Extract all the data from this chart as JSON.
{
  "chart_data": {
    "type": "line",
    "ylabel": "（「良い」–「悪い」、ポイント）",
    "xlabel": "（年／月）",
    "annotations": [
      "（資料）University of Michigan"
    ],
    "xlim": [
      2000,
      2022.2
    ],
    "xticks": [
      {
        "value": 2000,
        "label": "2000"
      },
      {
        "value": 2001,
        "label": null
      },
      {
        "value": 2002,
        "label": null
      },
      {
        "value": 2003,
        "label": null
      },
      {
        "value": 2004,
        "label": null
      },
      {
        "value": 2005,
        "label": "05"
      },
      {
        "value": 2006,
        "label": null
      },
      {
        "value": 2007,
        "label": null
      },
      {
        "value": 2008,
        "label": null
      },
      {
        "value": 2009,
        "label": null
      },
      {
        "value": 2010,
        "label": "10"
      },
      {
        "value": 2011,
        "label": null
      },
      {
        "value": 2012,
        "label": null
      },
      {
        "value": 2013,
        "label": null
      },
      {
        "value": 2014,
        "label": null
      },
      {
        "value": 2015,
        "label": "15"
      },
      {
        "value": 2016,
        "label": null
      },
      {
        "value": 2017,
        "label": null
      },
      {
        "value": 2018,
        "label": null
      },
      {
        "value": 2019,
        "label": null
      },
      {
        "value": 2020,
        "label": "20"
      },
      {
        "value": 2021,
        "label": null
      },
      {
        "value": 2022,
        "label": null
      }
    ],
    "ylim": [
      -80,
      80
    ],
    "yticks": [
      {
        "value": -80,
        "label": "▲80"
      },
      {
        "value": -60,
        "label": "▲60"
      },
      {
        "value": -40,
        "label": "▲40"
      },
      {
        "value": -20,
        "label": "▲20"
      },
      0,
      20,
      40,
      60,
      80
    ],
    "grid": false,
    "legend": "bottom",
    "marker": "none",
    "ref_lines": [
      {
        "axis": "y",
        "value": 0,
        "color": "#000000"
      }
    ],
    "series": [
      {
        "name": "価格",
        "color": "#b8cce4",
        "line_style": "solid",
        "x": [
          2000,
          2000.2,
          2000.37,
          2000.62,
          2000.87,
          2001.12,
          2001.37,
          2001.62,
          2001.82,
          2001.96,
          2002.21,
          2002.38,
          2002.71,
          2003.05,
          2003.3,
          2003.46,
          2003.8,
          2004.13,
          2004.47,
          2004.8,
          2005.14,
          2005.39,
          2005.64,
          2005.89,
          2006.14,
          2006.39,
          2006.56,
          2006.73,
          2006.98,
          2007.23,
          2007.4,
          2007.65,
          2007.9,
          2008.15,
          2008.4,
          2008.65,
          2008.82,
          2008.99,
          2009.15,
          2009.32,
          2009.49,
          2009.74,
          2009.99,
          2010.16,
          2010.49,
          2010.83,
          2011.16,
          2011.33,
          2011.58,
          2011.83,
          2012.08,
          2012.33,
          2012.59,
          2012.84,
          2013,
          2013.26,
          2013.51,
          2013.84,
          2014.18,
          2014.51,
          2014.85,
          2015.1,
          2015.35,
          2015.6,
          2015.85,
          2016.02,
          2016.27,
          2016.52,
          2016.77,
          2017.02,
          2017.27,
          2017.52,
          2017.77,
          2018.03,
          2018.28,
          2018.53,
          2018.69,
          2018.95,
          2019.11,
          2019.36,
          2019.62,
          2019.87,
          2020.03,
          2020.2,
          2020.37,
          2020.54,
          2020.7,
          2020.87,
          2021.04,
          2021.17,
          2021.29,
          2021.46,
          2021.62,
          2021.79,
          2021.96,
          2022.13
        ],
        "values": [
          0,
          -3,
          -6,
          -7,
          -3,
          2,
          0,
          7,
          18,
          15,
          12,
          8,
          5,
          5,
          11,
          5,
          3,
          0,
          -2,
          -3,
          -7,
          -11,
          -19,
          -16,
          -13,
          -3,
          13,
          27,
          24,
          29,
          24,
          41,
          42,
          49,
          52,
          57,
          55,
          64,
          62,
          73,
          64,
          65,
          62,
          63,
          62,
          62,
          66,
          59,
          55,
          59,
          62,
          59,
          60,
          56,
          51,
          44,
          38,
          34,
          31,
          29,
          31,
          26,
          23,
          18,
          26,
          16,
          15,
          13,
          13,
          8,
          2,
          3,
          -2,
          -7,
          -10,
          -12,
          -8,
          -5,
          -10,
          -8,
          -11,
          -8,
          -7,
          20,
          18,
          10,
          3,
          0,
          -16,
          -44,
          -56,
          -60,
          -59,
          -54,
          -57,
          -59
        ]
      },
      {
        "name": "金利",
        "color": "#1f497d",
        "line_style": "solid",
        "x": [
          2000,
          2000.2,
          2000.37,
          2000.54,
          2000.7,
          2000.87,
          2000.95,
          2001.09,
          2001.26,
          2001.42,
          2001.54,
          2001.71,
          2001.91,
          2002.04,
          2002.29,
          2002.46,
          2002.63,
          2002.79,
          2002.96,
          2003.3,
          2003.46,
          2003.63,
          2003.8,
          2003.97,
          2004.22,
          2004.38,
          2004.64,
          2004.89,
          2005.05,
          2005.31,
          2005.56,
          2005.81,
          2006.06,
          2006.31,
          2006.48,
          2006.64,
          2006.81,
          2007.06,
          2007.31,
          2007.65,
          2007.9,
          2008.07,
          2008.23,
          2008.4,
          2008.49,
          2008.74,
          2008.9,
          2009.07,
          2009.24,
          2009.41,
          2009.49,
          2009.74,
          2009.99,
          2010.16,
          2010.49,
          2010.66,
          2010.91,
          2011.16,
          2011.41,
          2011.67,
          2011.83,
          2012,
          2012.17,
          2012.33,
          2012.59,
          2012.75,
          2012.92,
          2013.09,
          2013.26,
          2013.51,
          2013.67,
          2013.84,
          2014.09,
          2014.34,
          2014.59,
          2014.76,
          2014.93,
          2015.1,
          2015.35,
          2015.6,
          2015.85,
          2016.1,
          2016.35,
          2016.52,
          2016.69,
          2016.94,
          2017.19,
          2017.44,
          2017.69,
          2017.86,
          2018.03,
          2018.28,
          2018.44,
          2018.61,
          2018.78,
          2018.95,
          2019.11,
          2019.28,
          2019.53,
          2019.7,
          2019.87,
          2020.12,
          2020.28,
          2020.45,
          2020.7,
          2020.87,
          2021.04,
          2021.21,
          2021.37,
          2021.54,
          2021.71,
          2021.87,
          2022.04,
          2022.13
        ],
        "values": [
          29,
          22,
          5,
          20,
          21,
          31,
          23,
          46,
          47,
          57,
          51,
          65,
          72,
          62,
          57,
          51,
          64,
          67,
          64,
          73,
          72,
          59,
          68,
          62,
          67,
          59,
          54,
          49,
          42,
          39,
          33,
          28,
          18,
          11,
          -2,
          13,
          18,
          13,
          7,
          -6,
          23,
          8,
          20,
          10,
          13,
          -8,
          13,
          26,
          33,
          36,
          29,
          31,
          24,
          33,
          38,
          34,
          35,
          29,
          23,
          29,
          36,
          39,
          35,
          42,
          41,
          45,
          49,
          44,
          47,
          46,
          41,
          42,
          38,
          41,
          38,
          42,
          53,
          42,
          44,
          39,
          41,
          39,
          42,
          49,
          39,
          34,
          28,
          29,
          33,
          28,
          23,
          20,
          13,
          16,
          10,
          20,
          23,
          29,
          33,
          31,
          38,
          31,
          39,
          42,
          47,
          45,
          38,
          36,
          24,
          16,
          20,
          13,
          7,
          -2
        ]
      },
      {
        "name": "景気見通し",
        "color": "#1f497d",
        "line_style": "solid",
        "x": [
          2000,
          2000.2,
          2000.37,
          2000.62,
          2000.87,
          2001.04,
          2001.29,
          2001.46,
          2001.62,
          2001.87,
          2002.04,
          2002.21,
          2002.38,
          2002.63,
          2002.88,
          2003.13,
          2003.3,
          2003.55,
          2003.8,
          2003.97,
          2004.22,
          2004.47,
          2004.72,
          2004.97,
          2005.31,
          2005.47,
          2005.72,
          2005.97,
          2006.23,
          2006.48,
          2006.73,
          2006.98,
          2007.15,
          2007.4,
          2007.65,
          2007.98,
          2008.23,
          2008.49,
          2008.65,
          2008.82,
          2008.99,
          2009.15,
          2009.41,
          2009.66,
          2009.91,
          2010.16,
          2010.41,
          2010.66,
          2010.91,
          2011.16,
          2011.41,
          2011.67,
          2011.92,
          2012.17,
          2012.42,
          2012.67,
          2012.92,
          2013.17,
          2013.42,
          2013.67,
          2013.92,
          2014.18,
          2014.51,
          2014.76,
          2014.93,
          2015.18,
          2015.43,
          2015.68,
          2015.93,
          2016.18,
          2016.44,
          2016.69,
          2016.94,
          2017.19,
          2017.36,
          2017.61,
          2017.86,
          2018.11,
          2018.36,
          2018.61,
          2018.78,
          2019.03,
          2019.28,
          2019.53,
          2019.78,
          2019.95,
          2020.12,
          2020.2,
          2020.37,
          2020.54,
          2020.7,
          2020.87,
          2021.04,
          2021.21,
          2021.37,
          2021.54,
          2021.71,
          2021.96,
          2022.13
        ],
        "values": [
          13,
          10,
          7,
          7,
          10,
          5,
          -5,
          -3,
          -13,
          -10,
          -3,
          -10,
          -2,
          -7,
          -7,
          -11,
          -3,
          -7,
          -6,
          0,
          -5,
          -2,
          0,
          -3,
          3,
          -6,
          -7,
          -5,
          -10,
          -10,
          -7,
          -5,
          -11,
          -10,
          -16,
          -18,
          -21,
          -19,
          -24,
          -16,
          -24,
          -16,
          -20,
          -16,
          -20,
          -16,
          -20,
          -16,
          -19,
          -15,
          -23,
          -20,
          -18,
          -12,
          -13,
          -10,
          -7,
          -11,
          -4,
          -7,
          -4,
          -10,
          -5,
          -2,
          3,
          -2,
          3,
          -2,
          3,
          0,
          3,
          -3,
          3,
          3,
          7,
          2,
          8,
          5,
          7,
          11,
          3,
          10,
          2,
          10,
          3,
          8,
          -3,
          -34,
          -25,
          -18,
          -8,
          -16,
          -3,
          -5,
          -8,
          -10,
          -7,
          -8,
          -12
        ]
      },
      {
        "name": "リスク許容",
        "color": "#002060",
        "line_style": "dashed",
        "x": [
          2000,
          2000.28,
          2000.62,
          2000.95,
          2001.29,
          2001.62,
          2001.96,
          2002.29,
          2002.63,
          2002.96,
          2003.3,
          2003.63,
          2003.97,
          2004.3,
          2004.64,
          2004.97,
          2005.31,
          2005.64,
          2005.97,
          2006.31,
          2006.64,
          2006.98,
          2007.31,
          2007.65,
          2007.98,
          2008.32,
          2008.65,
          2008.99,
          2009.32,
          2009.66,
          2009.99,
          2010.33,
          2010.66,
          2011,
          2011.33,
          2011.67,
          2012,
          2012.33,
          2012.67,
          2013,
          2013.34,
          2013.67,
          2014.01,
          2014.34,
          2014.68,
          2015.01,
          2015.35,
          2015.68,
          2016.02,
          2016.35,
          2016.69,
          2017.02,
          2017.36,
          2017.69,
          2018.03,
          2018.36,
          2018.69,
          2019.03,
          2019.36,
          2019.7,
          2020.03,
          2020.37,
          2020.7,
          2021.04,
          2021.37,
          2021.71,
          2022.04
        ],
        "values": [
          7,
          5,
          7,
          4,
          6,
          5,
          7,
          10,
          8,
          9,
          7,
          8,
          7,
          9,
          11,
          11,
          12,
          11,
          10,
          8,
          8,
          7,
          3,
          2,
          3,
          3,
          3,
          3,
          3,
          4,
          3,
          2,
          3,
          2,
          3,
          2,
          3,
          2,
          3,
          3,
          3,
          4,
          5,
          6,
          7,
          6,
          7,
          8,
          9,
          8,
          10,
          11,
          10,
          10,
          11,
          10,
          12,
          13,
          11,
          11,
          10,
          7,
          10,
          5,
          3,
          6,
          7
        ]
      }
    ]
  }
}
--
**SET EXERCISE**
Scan the material above. Copy each line where "name" occurs.

**RIGHT ANSWER**
        "name": "価格",
        "name": "金利",
        "name": "景気見通し",
        "name": "リスク許容",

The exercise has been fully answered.